-- Start of DATASET RECORDS --

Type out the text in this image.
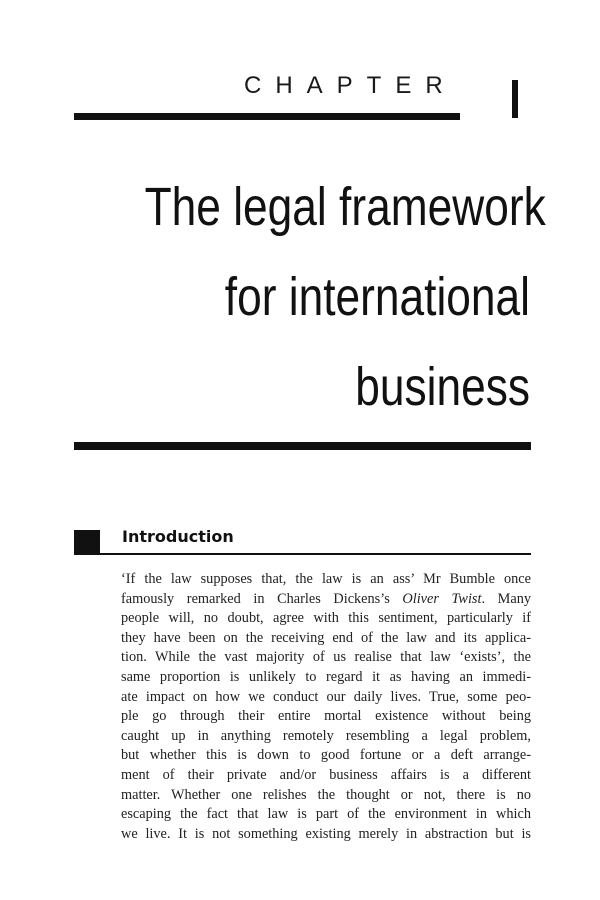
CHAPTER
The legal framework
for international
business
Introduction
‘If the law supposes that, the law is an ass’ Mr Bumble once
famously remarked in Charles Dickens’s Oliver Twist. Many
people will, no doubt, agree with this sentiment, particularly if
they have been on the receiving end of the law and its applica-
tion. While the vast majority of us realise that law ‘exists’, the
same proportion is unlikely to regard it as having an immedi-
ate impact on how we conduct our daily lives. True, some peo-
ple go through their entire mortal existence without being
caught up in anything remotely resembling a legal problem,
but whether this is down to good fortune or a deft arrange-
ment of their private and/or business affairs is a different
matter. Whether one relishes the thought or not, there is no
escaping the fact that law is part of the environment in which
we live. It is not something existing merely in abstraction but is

-- End of DATASET RECORDS --

## EXERCISE BRIEF
Looking at the data above, show all lines where the word "their" occurs.

## FULL OUTPUT
ple go through their entire mortal existence without being
ment of their private and/or business affairs is a different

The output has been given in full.